[Data entries]
* * * *

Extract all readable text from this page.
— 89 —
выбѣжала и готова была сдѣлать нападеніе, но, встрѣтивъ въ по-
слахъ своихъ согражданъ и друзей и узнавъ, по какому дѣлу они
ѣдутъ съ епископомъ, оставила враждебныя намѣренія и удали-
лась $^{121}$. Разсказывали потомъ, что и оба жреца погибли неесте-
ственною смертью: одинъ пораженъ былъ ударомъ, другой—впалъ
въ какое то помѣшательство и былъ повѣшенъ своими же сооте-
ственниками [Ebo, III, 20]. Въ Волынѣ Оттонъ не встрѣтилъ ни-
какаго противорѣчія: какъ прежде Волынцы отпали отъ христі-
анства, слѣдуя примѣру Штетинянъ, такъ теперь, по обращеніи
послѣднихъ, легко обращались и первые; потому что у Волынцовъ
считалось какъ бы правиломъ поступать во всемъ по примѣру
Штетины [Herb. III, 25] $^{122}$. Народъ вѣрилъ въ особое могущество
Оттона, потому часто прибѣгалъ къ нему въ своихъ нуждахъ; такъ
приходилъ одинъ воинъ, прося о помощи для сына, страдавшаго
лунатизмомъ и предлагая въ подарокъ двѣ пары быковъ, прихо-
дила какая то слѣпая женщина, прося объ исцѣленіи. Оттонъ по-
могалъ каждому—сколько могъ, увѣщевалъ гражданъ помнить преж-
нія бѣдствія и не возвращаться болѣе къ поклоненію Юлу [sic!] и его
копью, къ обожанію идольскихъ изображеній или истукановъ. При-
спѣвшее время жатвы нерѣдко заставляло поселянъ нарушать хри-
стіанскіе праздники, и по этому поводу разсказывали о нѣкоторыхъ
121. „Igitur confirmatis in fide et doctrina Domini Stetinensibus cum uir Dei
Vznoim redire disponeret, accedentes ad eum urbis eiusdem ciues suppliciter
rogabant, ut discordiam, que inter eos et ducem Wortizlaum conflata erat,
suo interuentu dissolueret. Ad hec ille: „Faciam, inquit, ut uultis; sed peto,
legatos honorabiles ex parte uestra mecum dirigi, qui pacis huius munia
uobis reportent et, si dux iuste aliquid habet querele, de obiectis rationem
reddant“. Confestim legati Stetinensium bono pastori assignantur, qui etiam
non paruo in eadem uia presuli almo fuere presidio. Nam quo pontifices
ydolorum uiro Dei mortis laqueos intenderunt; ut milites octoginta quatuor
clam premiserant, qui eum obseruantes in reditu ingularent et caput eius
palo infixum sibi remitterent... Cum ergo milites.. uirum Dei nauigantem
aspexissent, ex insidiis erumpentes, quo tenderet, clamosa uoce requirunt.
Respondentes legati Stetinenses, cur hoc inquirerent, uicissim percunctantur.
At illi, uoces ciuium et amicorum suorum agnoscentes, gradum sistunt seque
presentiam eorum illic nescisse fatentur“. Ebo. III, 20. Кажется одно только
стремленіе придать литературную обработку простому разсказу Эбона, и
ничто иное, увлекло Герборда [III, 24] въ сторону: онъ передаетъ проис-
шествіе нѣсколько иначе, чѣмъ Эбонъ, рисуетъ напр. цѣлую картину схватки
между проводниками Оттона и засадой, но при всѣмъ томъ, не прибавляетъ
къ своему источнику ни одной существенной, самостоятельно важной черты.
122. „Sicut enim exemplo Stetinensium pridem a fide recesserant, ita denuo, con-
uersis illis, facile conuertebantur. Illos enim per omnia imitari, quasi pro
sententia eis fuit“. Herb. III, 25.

* * * *

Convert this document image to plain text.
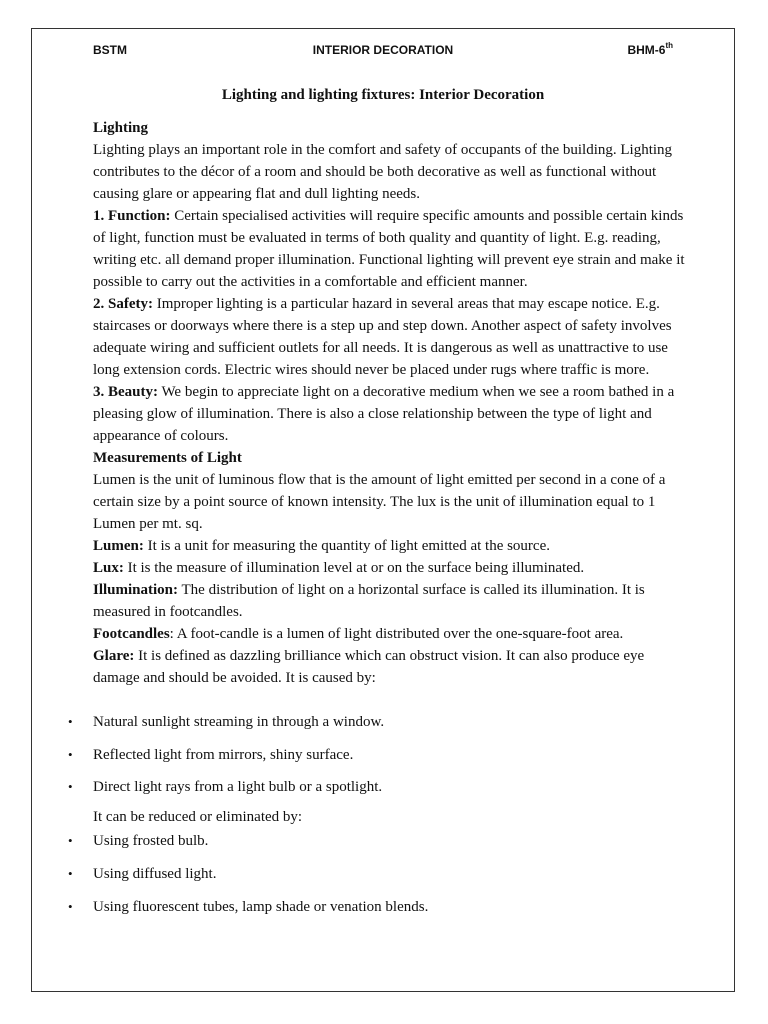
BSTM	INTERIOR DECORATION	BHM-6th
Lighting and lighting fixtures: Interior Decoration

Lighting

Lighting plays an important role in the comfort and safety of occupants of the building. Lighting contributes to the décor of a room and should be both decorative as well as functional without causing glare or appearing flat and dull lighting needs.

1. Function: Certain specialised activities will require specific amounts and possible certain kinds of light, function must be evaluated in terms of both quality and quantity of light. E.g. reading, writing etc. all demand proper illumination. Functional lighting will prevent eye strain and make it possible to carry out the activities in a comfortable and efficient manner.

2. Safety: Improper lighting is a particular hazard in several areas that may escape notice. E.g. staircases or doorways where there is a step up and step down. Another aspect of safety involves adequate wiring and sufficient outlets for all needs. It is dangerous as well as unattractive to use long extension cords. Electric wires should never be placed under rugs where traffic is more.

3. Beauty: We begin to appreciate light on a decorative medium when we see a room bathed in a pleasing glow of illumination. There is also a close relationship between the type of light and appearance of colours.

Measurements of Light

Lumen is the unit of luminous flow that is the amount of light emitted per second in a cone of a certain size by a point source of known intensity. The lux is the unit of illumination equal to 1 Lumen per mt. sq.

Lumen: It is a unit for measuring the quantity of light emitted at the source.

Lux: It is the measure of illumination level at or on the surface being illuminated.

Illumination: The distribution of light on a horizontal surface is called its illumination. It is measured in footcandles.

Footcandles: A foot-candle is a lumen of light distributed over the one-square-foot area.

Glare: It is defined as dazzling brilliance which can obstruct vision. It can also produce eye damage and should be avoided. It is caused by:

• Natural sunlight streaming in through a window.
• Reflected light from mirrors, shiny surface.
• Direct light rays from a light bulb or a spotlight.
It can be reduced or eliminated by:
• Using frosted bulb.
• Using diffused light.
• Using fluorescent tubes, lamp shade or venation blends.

* * * *

◆ Exercise goal
Show all lines from the records above where the word "this" occurs.

◆ The completed task
Extract all readable text from this page.
Convert this document image to plain text.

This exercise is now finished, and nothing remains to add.